| EXERCISE DESCRIPTION |
State how many lines contain the string "YOASOBI", and write nothing else.

| RECORDS TO USE |
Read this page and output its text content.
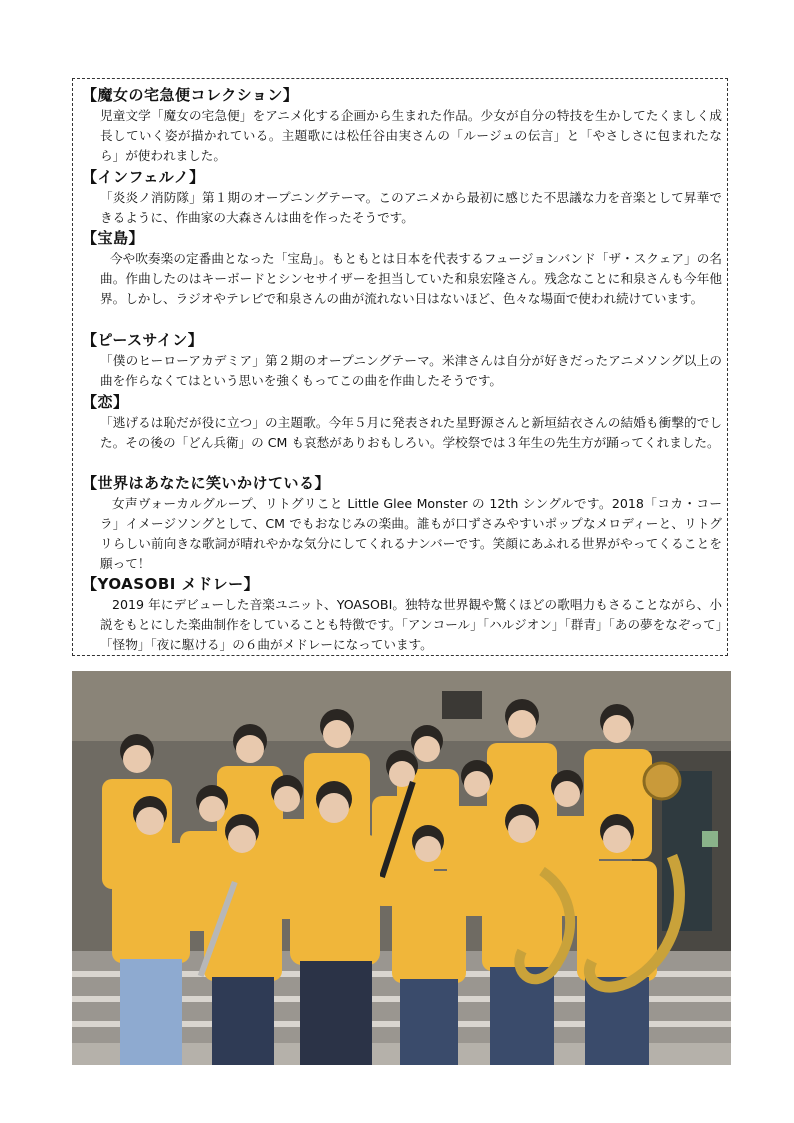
【魔女の宅急便コレクション】

児童文学「魔女の宅急便」をアニメ化する企画から生まれた作品。少女が自分の特技を生かしてたくましく成長していく姿が描かれている。主題歌には松任谷由実さんの「ルージュの伝言」と「やさしさに包まれたなら」が使われました。

【インフェルノ】

「炎炎ノ消防隊」第１期のオープニングテーマ。このアニメから最初に感じた不思議な力を音楽として昇華できるように、作曲家の大森さんは曲を作ったそうです。

【宝島】

今や吹奏楽の定番曲となった「宝島」。もともとは日本を代表するフュージョンバンド「ザ・スクェア」の名曲。作曲したのはキーボードとシンセサイザーを担当していた和泉宏隆さん。残念なことに和泉さんも今年他界。しかし、ラジオやテレビで和泉さんの曲が流れない日はないほど、色々な場面で使われ続けています。

【ピースサイン】

「僕のヒーローアカデミア」第２期のオープニングテーマ。米津さんは自分が好きだったアニメソング以上の曲を作らなくてはという思いを強くもってこの曲を作曲したそうです。

【恋】

「逃げるは恥だが役に立つ」の主題歌。今年５月に発表された星野源さんと新垣結衣さんの結婚も衝撃的でした。その後の「どん兵衛」の CM も哀愁がありおもしろい。学校祭では３年生の先生方が踊ってくれました。

【世界はあなたに笑いかけている】

女声ヴォーカルグループ、リトグリこと Little Glee Monster の 12th シングルです。2018「コカ・コーラ」イメージソングとして、CM でもおなじみの楽曲。誰もが口ずさみやすいポップなメロディーと、リトグリらしい前向きな歌詞が晴れやかな気分にしてくれるナンバーです。笑顔にあふれる世界がやってくることを願って！

【YOASOBI メドレー】

2019 年にデビューした音楽ユニット、YOASOBI。独特な世界観や驚くほどの歌唱力もさることながら、小説をもとにした楽曲制作をしていることも特徴です。「アンコール」「ハルジオン」「群青」「あの夢をなぞって」「怪物」「夜に駆ける」の６曲がメドレーになっています。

| REPLY |
2